(REQUIRED TASK)
For each line below that includes the word "volumique", make a copy.

>> START

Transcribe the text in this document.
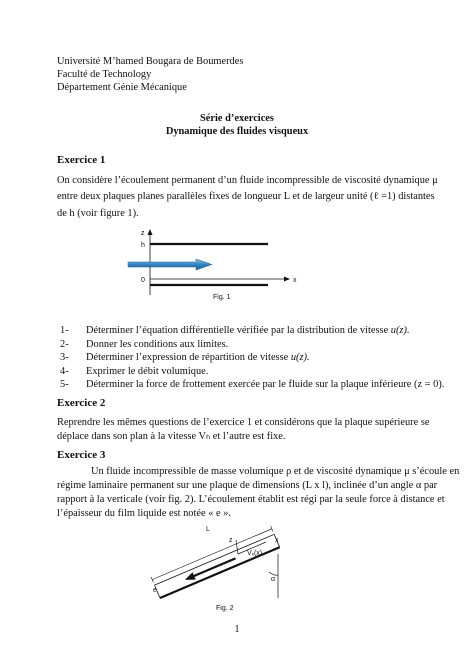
Université M’hamed Bougara de Boumerdes
Faculté de Technology
Département Génie Mécanique
Série d’exercices
Dynamique des fluides visqueux
Exercice 1
On considère l’écoulement permanent d’un fluide incompressible de viscosité dynamique μ
entre deux plaques planes parallèles fixes de longueur L et de largeur unité (ℓ =1) distantes
de h (voir figure 1).
z
h
0	x
Fig. 1
1- Déterminer l’équation différentielle vérifiée par la distribution de vitesse u(z).
2- Donner les conditions aux limites.
3- Déterminer l’expression de répartition de vitesse u(z).
4- Exprimer le débit volumique.
5- Déterminer la force de frottement exercée par le fluide sur la plaque inférieure (z = 0).
Exercice 2
Reprendre les mêmes questions de l’exercice 1 et considérons que la plaque supérieure se
déplace dans son plan à la vitesse Vₕ et l’autre est fixe.
Exercice 3
Un fluide incompressible de masse volumique ρ et de viscosité dynamique μ s’écoule en
régime laminaire permanent sur une plaque de dimensions (L x l), inclinée d’un angle α par
rapport à la verticale (voir fig. 2). L’écoulement établit est régi par la seule force à distance et
l’épaisseur du film liquide est notée « e ».
L
z	x
Vₓ(x)
e
α
Fig. 2
1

>> END

(FINAL ANSWER)
4- Exprimer le débit volumique.
Un fluide incompressible de masse volumique ρ et de viscosité dynamique μ s’écoule en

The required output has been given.